Copy out all the lines of the data that hold the word "lining".

+++ RECORDS FOR THIS EXERCISE +++

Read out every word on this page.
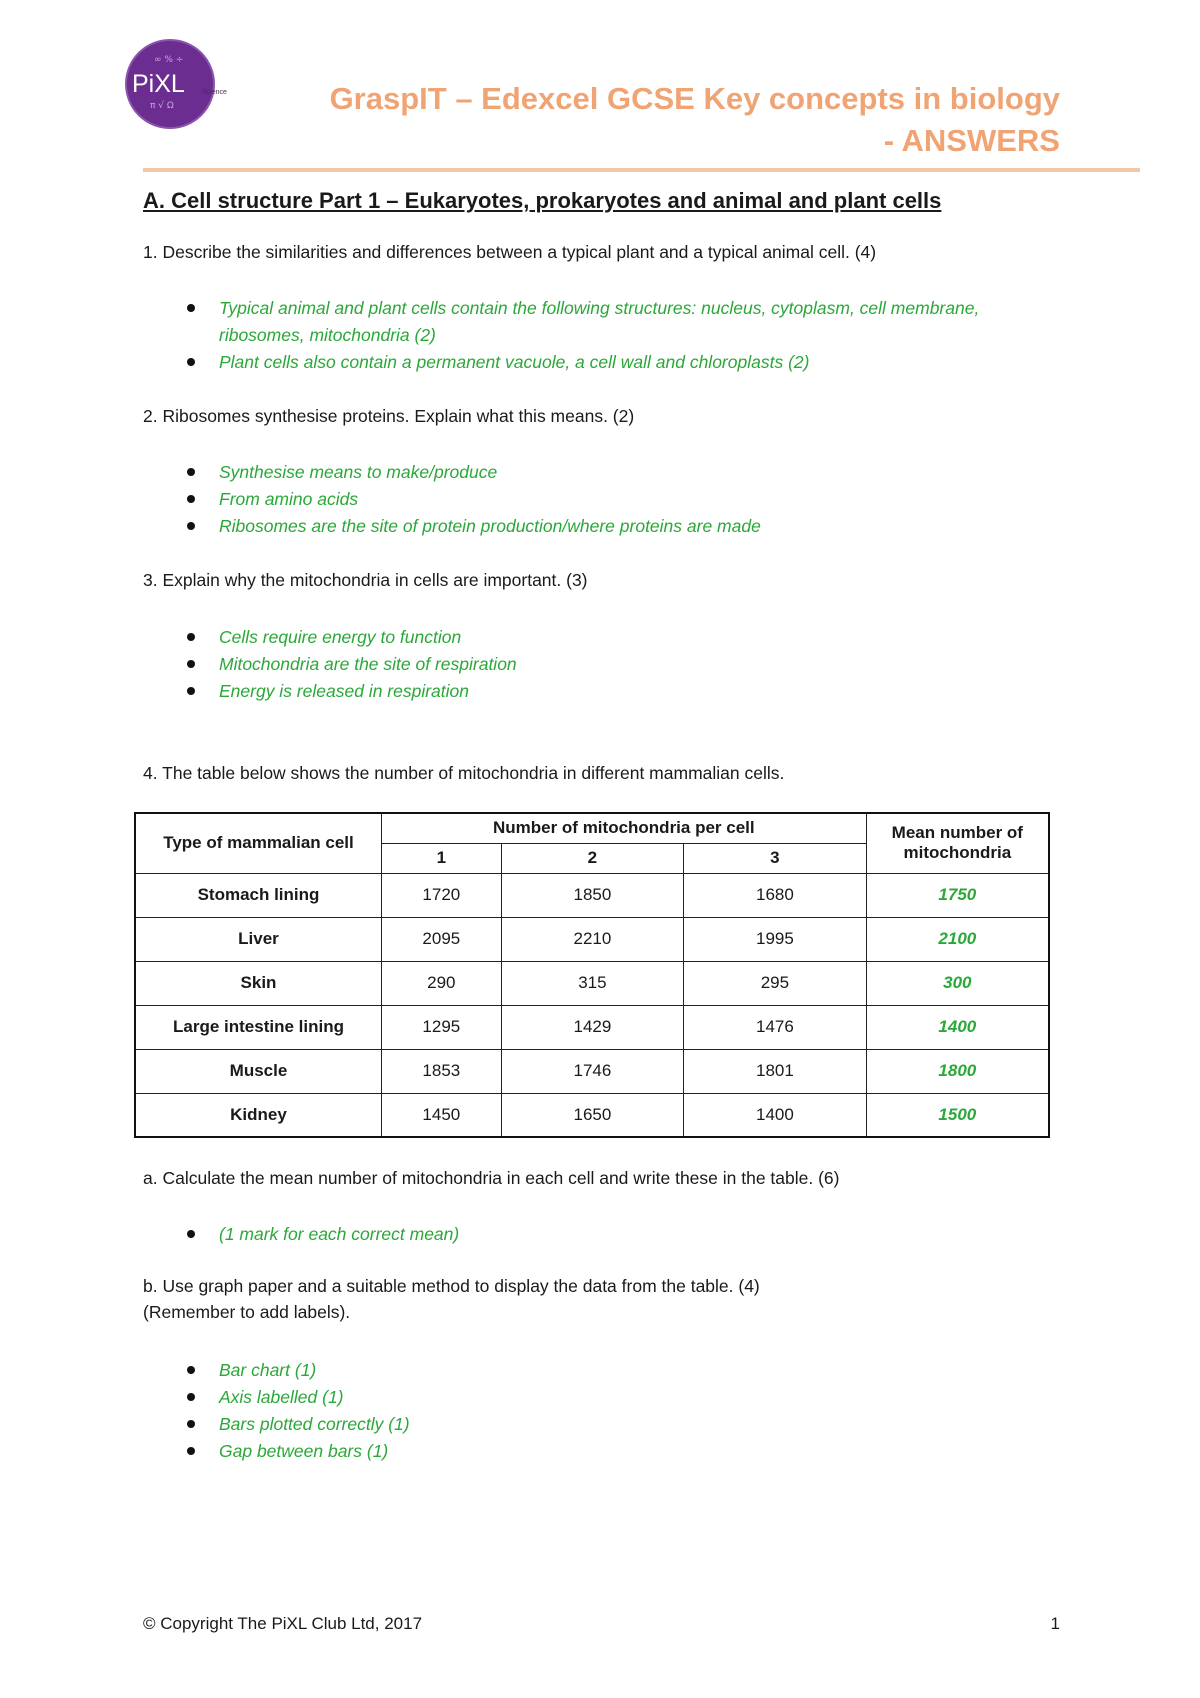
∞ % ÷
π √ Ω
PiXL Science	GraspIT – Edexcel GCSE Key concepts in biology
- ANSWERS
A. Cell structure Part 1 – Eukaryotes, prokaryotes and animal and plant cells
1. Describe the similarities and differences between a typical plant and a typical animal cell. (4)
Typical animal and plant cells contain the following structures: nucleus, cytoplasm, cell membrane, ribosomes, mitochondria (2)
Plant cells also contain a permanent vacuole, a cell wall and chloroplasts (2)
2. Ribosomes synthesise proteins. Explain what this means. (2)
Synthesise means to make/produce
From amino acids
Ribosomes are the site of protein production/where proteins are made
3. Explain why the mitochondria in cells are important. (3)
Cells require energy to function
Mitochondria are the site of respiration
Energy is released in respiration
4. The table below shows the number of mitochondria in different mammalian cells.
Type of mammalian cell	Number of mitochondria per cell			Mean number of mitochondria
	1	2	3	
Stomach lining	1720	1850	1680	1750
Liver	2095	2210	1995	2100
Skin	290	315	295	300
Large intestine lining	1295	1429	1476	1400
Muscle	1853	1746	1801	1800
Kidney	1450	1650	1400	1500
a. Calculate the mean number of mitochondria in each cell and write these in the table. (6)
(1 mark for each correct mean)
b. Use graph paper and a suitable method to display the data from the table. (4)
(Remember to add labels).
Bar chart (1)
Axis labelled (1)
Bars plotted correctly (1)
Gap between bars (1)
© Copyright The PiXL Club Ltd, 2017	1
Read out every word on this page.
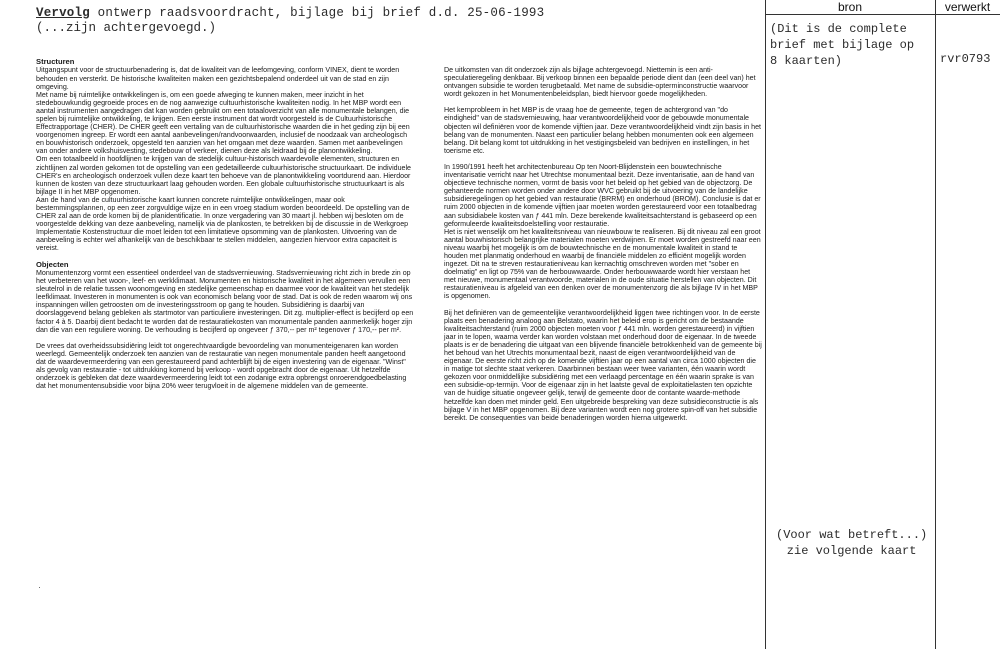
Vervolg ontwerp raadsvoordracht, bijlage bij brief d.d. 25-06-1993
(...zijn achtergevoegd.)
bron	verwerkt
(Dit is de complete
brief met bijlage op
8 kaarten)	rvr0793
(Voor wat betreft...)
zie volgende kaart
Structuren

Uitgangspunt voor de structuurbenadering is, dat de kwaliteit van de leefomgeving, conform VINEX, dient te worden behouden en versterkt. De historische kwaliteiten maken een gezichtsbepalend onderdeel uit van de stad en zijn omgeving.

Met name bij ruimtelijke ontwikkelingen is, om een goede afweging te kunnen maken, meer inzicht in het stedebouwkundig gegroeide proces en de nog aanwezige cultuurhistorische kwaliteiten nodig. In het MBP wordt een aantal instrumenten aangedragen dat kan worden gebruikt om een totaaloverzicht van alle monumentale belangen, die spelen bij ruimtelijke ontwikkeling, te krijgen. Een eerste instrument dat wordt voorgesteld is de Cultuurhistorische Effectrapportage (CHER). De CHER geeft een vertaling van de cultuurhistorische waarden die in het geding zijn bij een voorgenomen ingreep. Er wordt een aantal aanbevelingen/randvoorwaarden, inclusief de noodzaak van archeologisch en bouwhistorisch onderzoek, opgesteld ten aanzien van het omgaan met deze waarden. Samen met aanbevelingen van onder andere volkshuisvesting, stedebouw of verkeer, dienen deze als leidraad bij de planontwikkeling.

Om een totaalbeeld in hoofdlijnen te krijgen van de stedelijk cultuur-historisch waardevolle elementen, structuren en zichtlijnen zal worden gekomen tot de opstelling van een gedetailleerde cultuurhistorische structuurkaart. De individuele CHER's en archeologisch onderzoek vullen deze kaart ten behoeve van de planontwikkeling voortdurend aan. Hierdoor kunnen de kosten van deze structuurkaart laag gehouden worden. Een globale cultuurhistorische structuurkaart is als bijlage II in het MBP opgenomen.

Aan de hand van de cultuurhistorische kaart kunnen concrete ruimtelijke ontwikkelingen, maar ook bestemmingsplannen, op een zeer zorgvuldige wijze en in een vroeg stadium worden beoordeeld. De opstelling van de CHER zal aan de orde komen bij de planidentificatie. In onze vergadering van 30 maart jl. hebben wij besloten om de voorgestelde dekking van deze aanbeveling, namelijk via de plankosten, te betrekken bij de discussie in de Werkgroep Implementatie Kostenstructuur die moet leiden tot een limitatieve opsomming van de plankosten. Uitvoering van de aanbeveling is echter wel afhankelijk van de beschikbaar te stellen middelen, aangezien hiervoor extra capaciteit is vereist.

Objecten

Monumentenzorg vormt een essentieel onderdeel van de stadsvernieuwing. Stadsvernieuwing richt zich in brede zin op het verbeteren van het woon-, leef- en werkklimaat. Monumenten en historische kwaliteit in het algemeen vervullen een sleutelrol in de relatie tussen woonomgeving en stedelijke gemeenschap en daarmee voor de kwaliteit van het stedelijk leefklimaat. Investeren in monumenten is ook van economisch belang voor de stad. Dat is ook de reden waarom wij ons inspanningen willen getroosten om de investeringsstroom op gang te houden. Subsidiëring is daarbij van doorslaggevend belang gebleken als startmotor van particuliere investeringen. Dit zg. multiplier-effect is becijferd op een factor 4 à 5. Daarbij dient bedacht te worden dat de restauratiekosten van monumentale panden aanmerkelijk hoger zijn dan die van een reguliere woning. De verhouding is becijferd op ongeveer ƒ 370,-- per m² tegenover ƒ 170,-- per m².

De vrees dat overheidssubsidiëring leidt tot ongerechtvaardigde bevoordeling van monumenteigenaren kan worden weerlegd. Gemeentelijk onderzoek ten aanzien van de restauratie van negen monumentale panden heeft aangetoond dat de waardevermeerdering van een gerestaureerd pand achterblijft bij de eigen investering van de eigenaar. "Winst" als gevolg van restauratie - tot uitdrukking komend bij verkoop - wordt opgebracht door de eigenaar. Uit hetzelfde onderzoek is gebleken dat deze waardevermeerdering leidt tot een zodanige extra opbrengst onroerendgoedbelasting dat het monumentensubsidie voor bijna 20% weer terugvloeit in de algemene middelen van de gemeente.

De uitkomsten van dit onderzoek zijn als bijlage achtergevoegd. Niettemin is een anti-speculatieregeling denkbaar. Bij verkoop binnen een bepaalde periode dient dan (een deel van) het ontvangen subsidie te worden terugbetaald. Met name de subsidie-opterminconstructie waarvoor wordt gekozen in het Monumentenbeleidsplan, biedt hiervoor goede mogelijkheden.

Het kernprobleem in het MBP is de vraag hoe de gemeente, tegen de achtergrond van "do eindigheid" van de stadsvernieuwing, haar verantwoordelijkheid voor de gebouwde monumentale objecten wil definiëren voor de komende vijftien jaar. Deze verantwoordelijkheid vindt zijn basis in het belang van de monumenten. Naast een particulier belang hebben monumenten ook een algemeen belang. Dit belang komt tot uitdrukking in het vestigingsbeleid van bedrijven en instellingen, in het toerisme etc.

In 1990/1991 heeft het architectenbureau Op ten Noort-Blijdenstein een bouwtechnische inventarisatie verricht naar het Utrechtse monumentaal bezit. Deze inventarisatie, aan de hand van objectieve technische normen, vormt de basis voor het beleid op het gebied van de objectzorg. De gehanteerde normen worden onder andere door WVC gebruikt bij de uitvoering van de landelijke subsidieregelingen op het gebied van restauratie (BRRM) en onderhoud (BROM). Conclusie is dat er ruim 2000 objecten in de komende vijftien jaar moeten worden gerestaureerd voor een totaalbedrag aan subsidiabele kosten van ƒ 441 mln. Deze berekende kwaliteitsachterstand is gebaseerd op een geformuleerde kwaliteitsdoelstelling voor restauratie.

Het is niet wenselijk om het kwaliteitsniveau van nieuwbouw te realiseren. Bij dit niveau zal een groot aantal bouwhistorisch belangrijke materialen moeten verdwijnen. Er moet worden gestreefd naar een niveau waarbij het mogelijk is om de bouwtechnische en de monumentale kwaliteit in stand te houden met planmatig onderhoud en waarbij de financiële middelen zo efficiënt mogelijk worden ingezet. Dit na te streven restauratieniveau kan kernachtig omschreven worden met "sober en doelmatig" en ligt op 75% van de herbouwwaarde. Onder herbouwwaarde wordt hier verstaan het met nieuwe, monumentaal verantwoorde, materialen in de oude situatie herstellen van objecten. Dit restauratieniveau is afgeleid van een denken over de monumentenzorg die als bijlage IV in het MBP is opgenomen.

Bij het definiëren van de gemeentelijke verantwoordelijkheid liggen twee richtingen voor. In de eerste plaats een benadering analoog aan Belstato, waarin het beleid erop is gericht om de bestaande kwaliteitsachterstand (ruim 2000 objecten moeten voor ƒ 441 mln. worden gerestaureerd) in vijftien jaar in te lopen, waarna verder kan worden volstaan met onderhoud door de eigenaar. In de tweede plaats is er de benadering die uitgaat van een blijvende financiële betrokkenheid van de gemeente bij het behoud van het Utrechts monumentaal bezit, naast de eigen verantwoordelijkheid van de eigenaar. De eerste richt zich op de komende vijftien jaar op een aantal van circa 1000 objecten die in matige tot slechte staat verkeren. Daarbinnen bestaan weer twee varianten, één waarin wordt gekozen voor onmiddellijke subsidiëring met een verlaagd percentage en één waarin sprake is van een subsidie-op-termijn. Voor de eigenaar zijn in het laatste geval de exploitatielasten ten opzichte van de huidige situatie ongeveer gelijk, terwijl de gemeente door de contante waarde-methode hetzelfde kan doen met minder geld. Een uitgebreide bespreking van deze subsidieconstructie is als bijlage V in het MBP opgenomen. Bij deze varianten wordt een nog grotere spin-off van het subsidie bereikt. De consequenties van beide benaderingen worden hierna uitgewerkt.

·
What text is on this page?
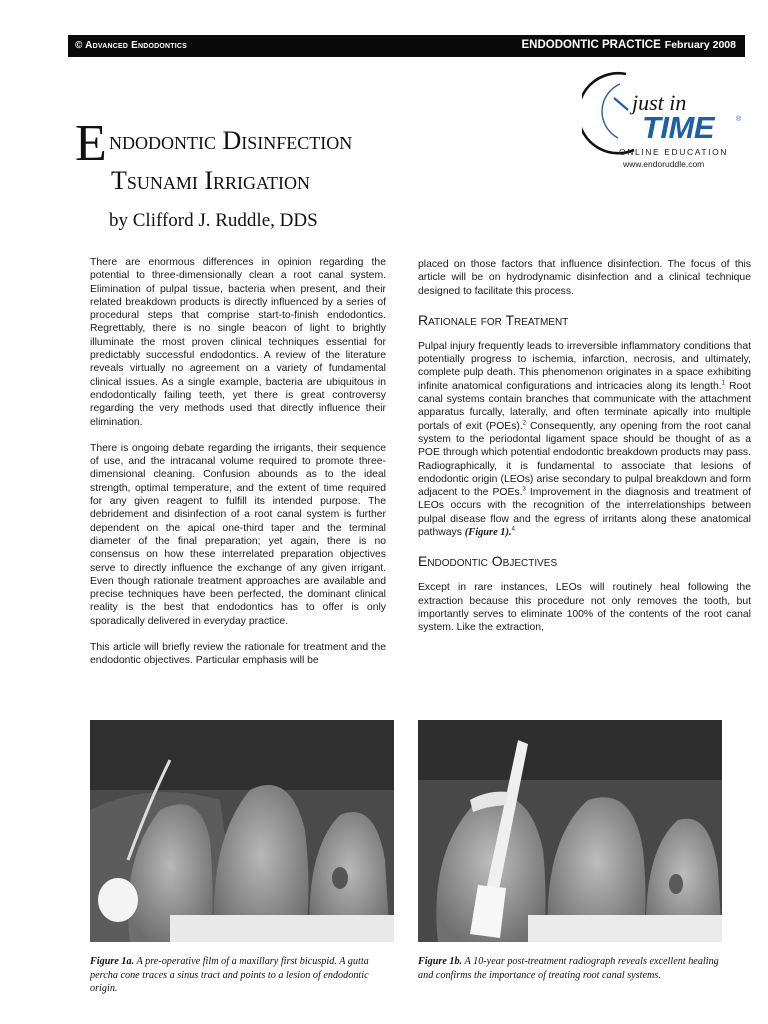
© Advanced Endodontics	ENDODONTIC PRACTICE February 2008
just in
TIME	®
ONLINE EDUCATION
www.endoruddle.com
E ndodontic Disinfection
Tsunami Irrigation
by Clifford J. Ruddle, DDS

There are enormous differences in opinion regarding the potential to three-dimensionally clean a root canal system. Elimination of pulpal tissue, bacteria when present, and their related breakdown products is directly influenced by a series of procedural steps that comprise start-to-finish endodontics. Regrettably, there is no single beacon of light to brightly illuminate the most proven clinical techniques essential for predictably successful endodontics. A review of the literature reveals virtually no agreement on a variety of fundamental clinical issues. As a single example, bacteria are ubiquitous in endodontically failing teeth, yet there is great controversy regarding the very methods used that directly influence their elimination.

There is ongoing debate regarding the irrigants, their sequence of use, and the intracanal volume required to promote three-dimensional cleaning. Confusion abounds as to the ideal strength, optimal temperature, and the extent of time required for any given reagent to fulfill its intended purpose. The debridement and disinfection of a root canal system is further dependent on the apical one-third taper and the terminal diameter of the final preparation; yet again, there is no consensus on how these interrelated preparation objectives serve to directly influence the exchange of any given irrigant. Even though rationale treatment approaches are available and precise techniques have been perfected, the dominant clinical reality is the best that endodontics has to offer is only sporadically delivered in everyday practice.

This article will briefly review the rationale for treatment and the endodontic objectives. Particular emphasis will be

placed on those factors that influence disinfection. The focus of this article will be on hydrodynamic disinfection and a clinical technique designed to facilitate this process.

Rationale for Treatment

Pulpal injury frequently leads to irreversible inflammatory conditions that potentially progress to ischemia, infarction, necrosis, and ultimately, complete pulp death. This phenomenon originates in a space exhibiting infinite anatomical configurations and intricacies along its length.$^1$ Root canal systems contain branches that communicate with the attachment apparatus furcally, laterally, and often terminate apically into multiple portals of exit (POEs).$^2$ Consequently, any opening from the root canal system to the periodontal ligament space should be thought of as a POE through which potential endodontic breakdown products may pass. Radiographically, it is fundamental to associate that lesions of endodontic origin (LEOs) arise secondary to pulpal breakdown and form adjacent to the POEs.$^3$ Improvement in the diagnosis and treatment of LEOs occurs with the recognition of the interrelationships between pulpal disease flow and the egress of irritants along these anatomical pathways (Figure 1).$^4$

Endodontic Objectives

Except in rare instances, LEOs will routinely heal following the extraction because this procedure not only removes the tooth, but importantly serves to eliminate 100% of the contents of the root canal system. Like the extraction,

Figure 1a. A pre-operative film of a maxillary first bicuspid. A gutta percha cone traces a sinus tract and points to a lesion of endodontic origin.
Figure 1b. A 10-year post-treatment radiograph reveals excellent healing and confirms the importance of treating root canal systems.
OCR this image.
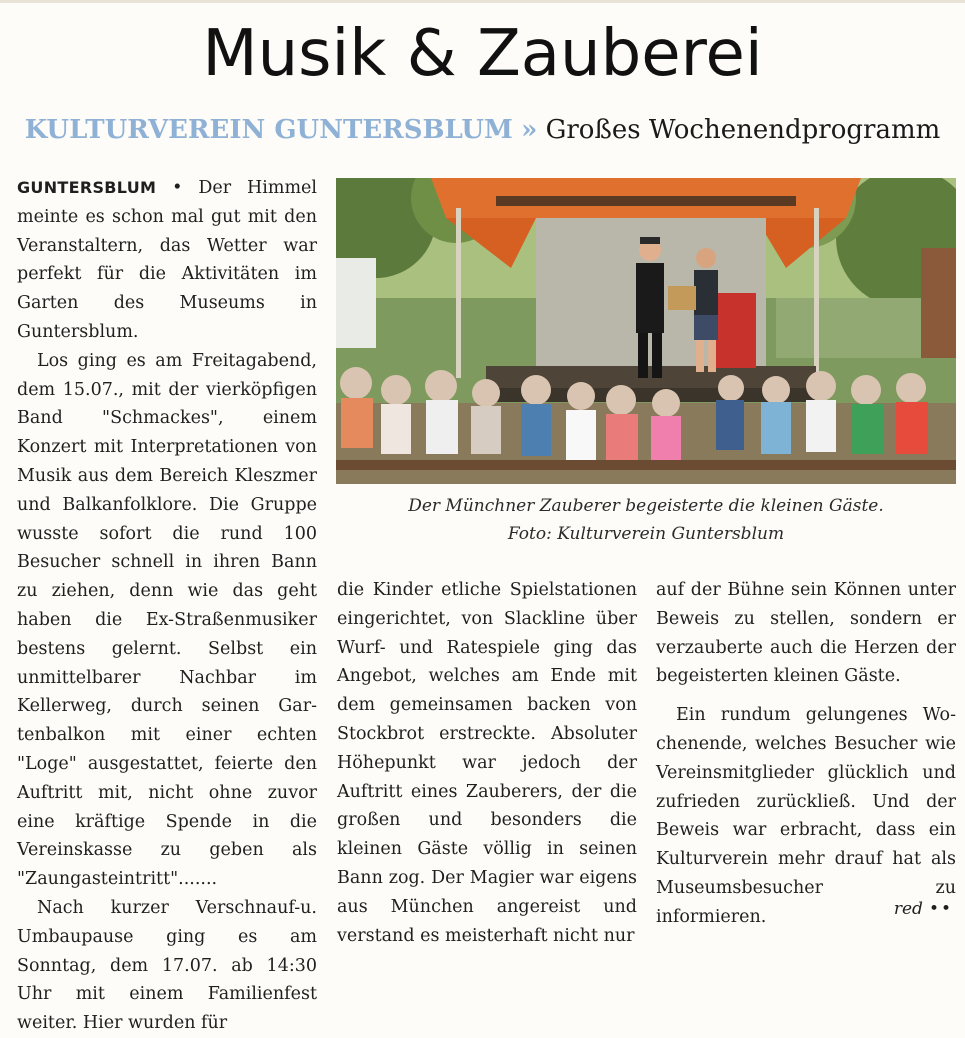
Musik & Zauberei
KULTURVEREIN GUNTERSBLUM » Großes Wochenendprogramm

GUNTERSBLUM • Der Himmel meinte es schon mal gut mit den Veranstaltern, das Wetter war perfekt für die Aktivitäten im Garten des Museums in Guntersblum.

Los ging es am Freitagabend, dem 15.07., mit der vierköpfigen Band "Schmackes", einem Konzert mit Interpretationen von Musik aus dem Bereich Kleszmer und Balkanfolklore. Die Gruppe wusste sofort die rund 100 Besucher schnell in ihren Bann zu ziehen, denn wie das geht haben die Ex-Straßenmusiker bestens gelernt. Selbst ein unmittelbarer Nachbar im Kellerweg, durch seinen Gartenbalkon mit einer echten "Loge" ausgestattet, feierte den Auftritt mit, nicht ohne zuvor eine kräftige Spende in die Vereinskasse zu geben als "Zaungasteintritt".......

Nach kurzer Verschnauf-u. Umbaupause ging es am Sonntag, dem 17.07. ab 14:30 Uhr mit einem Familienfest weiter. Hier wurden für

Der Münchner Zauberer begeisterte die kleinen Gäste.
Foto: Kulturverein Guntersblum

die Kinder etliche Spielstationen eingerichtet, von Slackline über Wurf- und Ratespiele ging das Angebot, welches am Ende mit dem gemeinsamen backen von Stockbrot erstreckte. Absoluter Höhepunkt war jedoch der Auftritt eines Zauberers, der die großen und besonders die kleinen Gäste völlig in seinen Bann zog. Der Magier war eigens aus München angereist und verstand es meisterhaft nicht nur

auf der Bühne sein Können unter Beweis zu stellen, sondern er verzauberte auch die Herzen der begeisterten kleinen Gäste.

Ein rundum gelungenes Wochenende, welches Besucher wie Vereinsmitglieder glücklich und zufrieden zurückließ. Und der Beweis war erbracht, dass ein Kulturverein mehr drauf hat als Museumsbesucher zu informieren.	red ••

+++

_FINISHED EXERCISE_.
Stomach lining	1720	1850	1680	1750
Large intestine lining	1295	1429	1476	1400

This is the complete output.